_Task to carry out_
Type out the complete listing below word for word, without its pictures.

_Source records_
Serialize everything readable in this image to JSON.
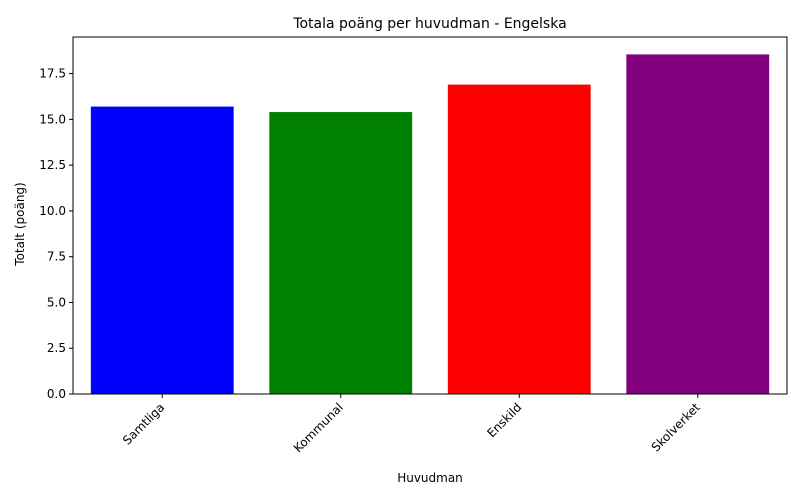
{
  "chart_data": {
    "type": "bar",
    "title": "Totala poäng per huvudman - Engelska",
    "xlabel": "Huvudman",
    "ylabel": "Totalt (poäng)",
    "categories": [
      "Samtliga",
      "Kommunal",
      "Enskild",
      "Skolverket"
    ],
    "values": [
      15.7,
      15.4,
      16.9,
      18.55
    ],
    "colors": [
      "#0000ff",
      "#008000",
      "#ff0000",
      "#800080"
    ],
    "ylim": [
      0,
      19.5
    ],
    "yticks": [
      "0.0",
      "2.5",
      "5.0",
      "7.5",
      "10.0",
      "12.5",
      "15.0",
      "17.5"
    ],
    "grid": false,
    "legend": "none"
  }
}
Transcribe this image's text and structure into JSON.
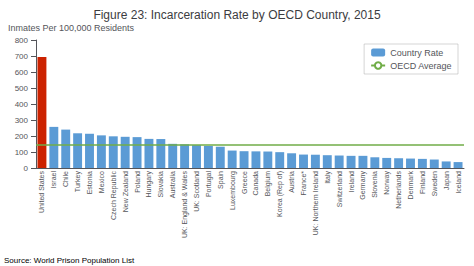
{
  "chart_data": {
    "type": "bar",
    "title": "Figure 23: Incarceration Rate by OECD Country, 2015",
    "ylabel": "Inmates Per 100,000 Residents",
    "annotation": "Source: World Prison Population List",
    "categories": [
      "United States",
      "Israel",
      "Chile",
      "Turkey",
      "Estonia",
      "Mexico",
      "Czech Republic",
      "New Zealand",
      "Poland",
      "Hungary",
      "Slovakia",
      "Australia",
      "UK: England & Wales",
      "UK: Scotland",
      "Portugal",
      "Spain",
      "Luxembourg",
      "Greece",
      "Canada",
      "Belgium",
      "Korea (Rep of)",
      "Austria",
      "France*",
      "UK: Northern Ireland",
      "Italy",
      "Switzerland",
      "Ireland",
      "Germany",
      "Slovenia",
      "Norway",
      "Netherlands",
      "Denmark",
      "Finland",
      "Sweden",
      "Japan",
      "Iceland"
    ],
    "series": [
      {
        "name": "Country Rate",
        "type": "bar",
        "color": "#5b9bd5",
        "values": [
          693,
          257,
          240,
          217,
          214,
          204,
          198,
          195,
          193,
          182,
          181,
          151,
          148,
          143,
          138,
          133,
          109,
          105,
          104,
          103,
          99,
          92,
          84,
          83,
          80,
          78,
          76,
          76,
          67,
          63,
          61,
          59,
          57,
          53,
          41,
          37
        ],
        "colors": [
          "#cc2200",
          "#5b9bd5",
          "#5b9bd5",
          "#5b9bd5",
          "#5b9bd5",
          "#5b9bd5",
          "#5b9bd5",
          "#5b9bd5",
          "#5b9bd5",
          "#5b9bd5",
          "#5b9bd5",
          "#5b9bd5",
          "#5b9bd5",
          "#5b9bd5",
          "#5b9bd5",
          "#5b9bd5",
          "#5b9bd5",
          "#5b9bd5",
          "#5b9bd5",
          "#5b9bd5",
          "#5b9bd5",
          "#5b9bd5",
          "#5b9bd5",
          "#5b9bd5",
          "#5b9bd5",
          "#5b9bd5",
          "#5b9bd5",
          "#5b9bd5",
          "#5b9bd5",
          "#5b9bd5",
          "#5b9bd5",
          "#5b9bd5",
          "#5b9bd5",
          "#5b9bd5",
          "#5b9bd5",
          "#5b9bd5"
        ]
      },
      {
        "name": "OECD Average",
        "type": "hline",
        "color": "#70ad47",
        "value": 145
      }
    ],
    "ylim": [
      0,
      800
    ],
    "yticks": [
      0,
      100,
      200,
      300,
      400,
      500,
      600,
      700,
      800
    ],
    "grid": false,
    "legend": "upper right"
  }
}
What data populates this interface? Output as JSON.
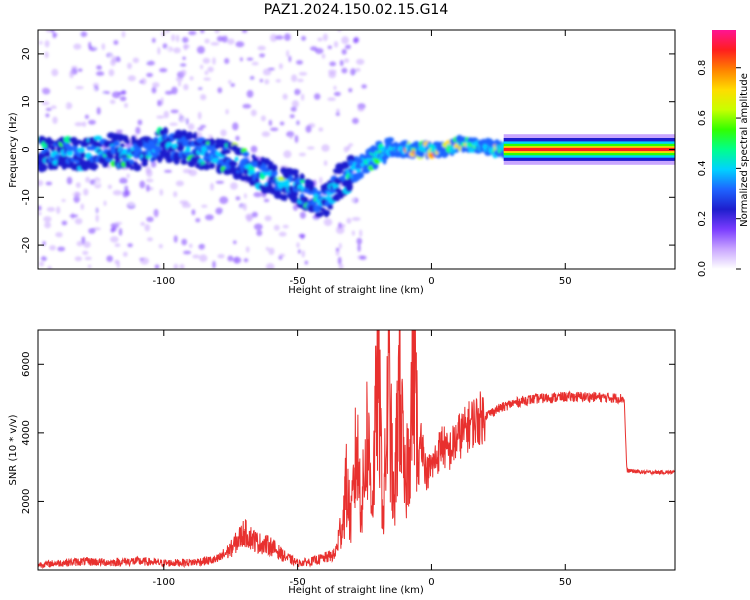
{
  "figure_title": "PAZ1.2024.150.02.15.G14",
  "chart_data": [
    {
      "type": "heatmap",
      "xlabel": "Height of straight line (km)",
      "ylabel": "Frequency (Hz)",
      "xlim": [
        -147,
        91
      ],
      "ylim": [
        -25,
        25
      ],
      "xticks": [
        -100,
        -50,
        0,
        50
      ],
      "xtick_labels": [
        "-100",
        "-50",
        "0",
        "50"
      ],
      "yticks": [
        -20,
        -10,
        0,
        10,
        20
      ],
      "ytick_labels": [
        "-20",
        "-10",
        "0",
        "10",
        "20"
      ],
      "ridge": {
        "x": [
          -140,
          -130,
          -120,
          -110,
          -100,
          -90,
          -80,
          -70,
          -60,
          -50,
          -45,
          -40,
          -35,
          -30,
          -25,
          -20,
          -15,
          -10,
          -5,
          0,
          5,
          10,
          15,
          20,
          27,
          40,
          60,
          80,
          91
        ],
        "frequency": [
          -1,
          -1,
          0,
          -1,
          1,
          0,
          -1,
          -3,
          -6,
          -8,
          -10,
          -11,
          -7,
          -5,
          -3,
          -1,
          0,
          0,
          0,
          0,
          0,
          1,
          1,
          0.5,
          0,
          0,
          0,
          0,
          0
        ]
      },
      "colorbar": {
        "label": "Normalized spectral amplitude",
        "range": [
          0,
          0.95
        ],
        "ticks": [
          0.0,
          0.2,
          0.4,
          0.6,
          0.8
        ],
        "tick_labels": [
          "0.0",
          "0.2",
          "0.4",
          "0.6",
          "0.8"
        ],
        "colormap": [
          "#ffffff",
          "#c9a6ff",
          "#7a3cff",
          "#1e1ecd",
          "#1e64ff",
          "#00d2ff",
          "#00ff8c",
          "#32ff00",
          "#c8ff00",
          "#ffdc00",
          "#ff8200",
          "#ff1e1e",
          "#ff1493"
        ]
      }
    },
    {
      "type": "line",
      "xlabel": "Height of straight line (km)",
      "ylabel": "SNR (10 * v/v)",
      "xlim": [
        -147,
        91
      ],
      "ylim": [
        0,
        7000
      ],
      "xticks": [
        -100,
        -50,
        0,
        50
      ],
      "xtick_labels": [
        "-100",
        "-50",
        "0",
        "50"
      ],
      "yticks": [
        2000,
        4000,
        6000
      ],
      "ytick_labels": [
        "2000",
        "4000",
        "6000"
      ],
      "line_color": "#e8302e",
      "series": [
        {
          "x": [
            -147,
            -140,
            -130,
            -120,
            -110,
            -100,
            -90,
            -80,
            -75,
            -70,
            -65,
            -60,
            -55,
            -50,
            -45,
            -40,
            -36,
            -33,
            -32,
            -30,
            -28,
            -26,
            -24,
            -22,
            -20,
            -18,
            -16,
            -14,
            -12,
            -10,
            -8,
            -6,
            -5,
            -4,
            -2,
            0,
            2,
            4,
            6,
            8,
            10,
            12,
            15,
            20,
            25,
            30,
            35,
            40,
            50,
            60,
            72,
            73,
            80,
            91
          ],
          "y": [
            150,
            200,
            250,
            220,
            260,
            200,
            220,
            300,
            600,
            1100,
            800,
            700,
            400,
            200,
            250,
            350,
            450,
            1500,
            2500,
            1400,
            3600,
            1800,
            4000,
            2000,
            6000,
            1500,
            5500,
            1600,
            5800,
            2200,
            4200,
            6900,
            2400,
            4100,
            2800,
            3000,
            3300,
            3700,
            3400,
            3600,
            3900,
            4000,
            4300,
            4500,
            4700,
            4850,
            4950,
            5000,
            5050,
            5050,
            5000,
            2900,
            2850,
            2850
          ]
        }
      ]
    }
  ]
}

_Exercise answer_
Serialize everything readable in this image to JSON.
{
  "chart_data": {
    "type": "bar",
    "title": "Totala poäng per huvudman - Engelska",
    "xlabel": "Huvudman",
    "ylabel": "Totalt (poäng)",
    "categories": [
      "Samtliga",
      "Kommunal",
      "Enskild",
      "Skolverket"
    ],
    "values": [
      15.7,
      15.4,
      16.9,
      18.55
    ],
    "colors": [
      "#0000ff",
      "#008000",
      "#ff0000",
      "#800080"
    ],
    "ylim": [
      0,
      19.5
    ],
    "yticks": [
      "0.0",
      "2.5",
      "5.0",
      "7.5",
      "10.0",
      "12.5",
      "15.0",
      "17.5"
    ],
    "grid": false,
    "legend": "none"
  }
}
Transcribe this image's text and structure into JSON.
{
  "chart_data": {
    "type": "bar",
    "title": "Figure 23: Incarceration Rate by OECD Country, 2015",
    "ylabel": "Inmates Per 100,000 Residents",
    "annotation": "Source: World Prison Population List",
    "categories": [
      "United States",
      "Israel",
      "Chile",
      "Turkey",
      "Estonia",
      "Mexico",
      "Czech Republic",
      "New Zealand",
      "Poland",
      "Hungary",
      "Slovakia",
      "Australia",
      "UK: England & Wales",
      "UK: Scotland",
      "Portugal",
      "Spain",
      "Luxembourg",
      "Greece",
      "Canada",
      "Belgium",
      "Korea (Rep of)",
      "Austria",
      "France*",
      "UK: Northern Ireland",
      "Italy",
      "Switzerland",
      "Ireland",
      "Germany",
      "Slovenia",
      "Norway",
      "Netherlands",
      "Denmark",
      "Finland",
      "Sweden",
      "Japan",
      "Iceland"
    ],
    "series": [
      {
        "name": "Country Rate",
        "type": "bar",
        "color": "#5b9bd5",
        "values": [
          693,
          257,
          240,
          217,
          214,
          204,
          198,
          195,
          193,
          182,
          181,
          151,
          148,
          143,
          138,
          133,
          109,
          105,
          104,
          103,
          99,
          92,
          84,
          83,
          80,
          78,
          76,
          76,
          67,
          63,
          61,
          59,
          57,
          53,
          41,
          37
        ],
        "colors": [
          "#cc2200",
          "#5b9bd5",
          "#5b9bd5",
          "#5b9bd5",
          "#5b9bd5",
          "#5b9bd5",
          "#5b9bd5",
          "#5b9bd5",
          "#5b9bd5",
          "#5b9bd5",
          "#5b9bd5",
          "#5b9bd5",
          "#5b9bd5",
          "#5b9bd5",
          "#5b9bd5",
          "#5b9bd5",
          "#5b9bd5",
          "#5b9bd5",
          "#5b9bd5",
          "#5b9bd5",
          "#5b9bd5",
          "#5b9bd5",
          "#5b9bd5",
          "#5b9bd5",
          "#5b9bd5",
          "#5b9bd5",
          "#5b9bd5",
          "#5b9bd5",
          "#5b9bd5",
          "#5b9bd5",
          "#5b9bd5",
          "#5b9bd5",
          "#5b9bd5",
          "#5b9bd5",
          "#5b9bd5",
          "#5b9bd5"
        ]
      },
      {
        "name": "OECD Average",
        "type": "hline",
        "color": "#70ad47",
        "value": 145
      }
    ],
    "ylim": [
      0,
      800
    ],
    "yticks": [
      0,
      100,
      200,
      300,
      400,
      500,
      600,
      700,
      800
    ],
    "grid": false,
    "legend": "upper right"
  }
}
What data populates this interface? Output as JSON.
{
  "figure_title": "PAZ1.2024.150.02.15.G14",
  "chart_data": [
    {
      "type": "heatmap",
      "xlabel": "Height of straight line (km)",
      "ylabel": "Frequency (Hz)",
      "xlim": [
        -147,
        91
      ],
      "ylim": [
        -25,
        25
      ],
      "xticks": [
        -100,
        -50,
        0,
        50
      ],
      "xtick_labels": [
        "-100",
        "-50",
        "0",
        "50"
      ],
      "yticks": [
        -20,
        -10,
        0,
        10,
        20
      ],
      "ytick_labels": [
        "-20",
        "-10",
        "0",
        "10",
        "20"
      ],
      "ridge": {
        "x": [
          -140,
          -130,
          -120,
          -110,
          -100,
          -90,
          -80,
          -70,
          -60,
          -50,
          -45,
          -40,
          -35,
          -30,
          -25,
          -20,
          -15,
          -10,
          -5,
          0,
          5,
          10,
          15,
          20,
          27,
          40,
          60,
          80,
          91
        ],
        "frequency": [
          -1,
          -1,
          0,
          -1,
          1,
          0,
          -1,
          -3,
          -6,
          -8,
          -10,
          -11,
          -7,
          -5,
          -3,
          -1,
          0,
          0,
          0,
          0,
          0,
          1,
          1,
          0.5,
          0,
          0,
          0,
          0,
          0
        ]
      },
      "colorbar": {
        "label": "Normalized spectral amplitude",
        "range": [
          0,
          0.95
        ],
        "ticks": [
          0.0,
          0.2,
          0.4,
          0.6,
          0.8
        ],
        "tick_labels": [
          "0.0",
          "0.2",
          "0.4",
          "0.6",
          "0.8"
        ],
        "colormap": [
          "#ffffff",
          "#c9a6ff",
          "#7a3cff",
          "#1e1ecd",
          "#1e64ff",
          "#00d2ff",
          "#00ff8c",
          "#32ff00",
          "#c8ff00",
          "#ffdc00",
          "#ff8200",
          "#ff1e1e",
          "#ff1493"
        ]
      }
    },
    {
      "type": "line",
      "xlabel": "Height of straight line (km)",
      "ylabel": "SNR (10 * v/v)",
      "xlim": [
        -147,
        91
      ],
      "ylim": [
        0,
        7000
      ],
      "xticks": [
        -100,
        -50,
        0,
        50
      ],
      "xtick_labels": [
        "-100",
        "-50",
        "0",
        "50"
      ],
      "yticks": [
        2000,
        4000,
        6000
      ],
      "ytick_labels": [
        "2000",
        "4000",
        "6000"
      ],
      "line_color": "#e8302e",
      "series": [
        {
          "x": [
            -147,
            -140,
            -130,
            -120,
            -110,
            -100,
            -90,
            -80,
            -75,
            -70,
            -65,
            -60,
            -55,
            -50,
            -45,
            -40,
            -36,
            -33,
            -32,
            -30,
            -28,
            -26,
            -24,
            -22,
            -20,
            -18,
            -16,
            -14,
            -12,
            -10,
            -8,
            -6,
            -5,
            -4,
            -2,
            0,
            2,
            4,
            6,
            8,
            10,
            12,
            15,
            20,
            25,
            30,
            35,
            40,
            50,
            60,
            72,
            73,
            80,
            91
          ],
          "y": [
            150,
            200,
            250,
            220,
            260,
            200,
            220,
            300,
            600,
            1100,
            800,
            700,
            400,
            200,
            250,
            350,
            450,
            1500,
            2500,
            1400,
            3600,
            1800,
            4000,
            2000,
            6000,
            1500,
            5500,
            1600,
            5800,
            2200,
            4200,
            6900,
            2400,
            4100,
            2800,
            3000,
            3300,
            3700,
            3400,
            3600,
            3900,
            4000,
            4300,
            4500,
            4700,
            4850,
            4950,
            5000,
            5050,
            5050,
            5000,
            2900,
            2850,
            2850
          ]
        }
      ]
    }
  ]
}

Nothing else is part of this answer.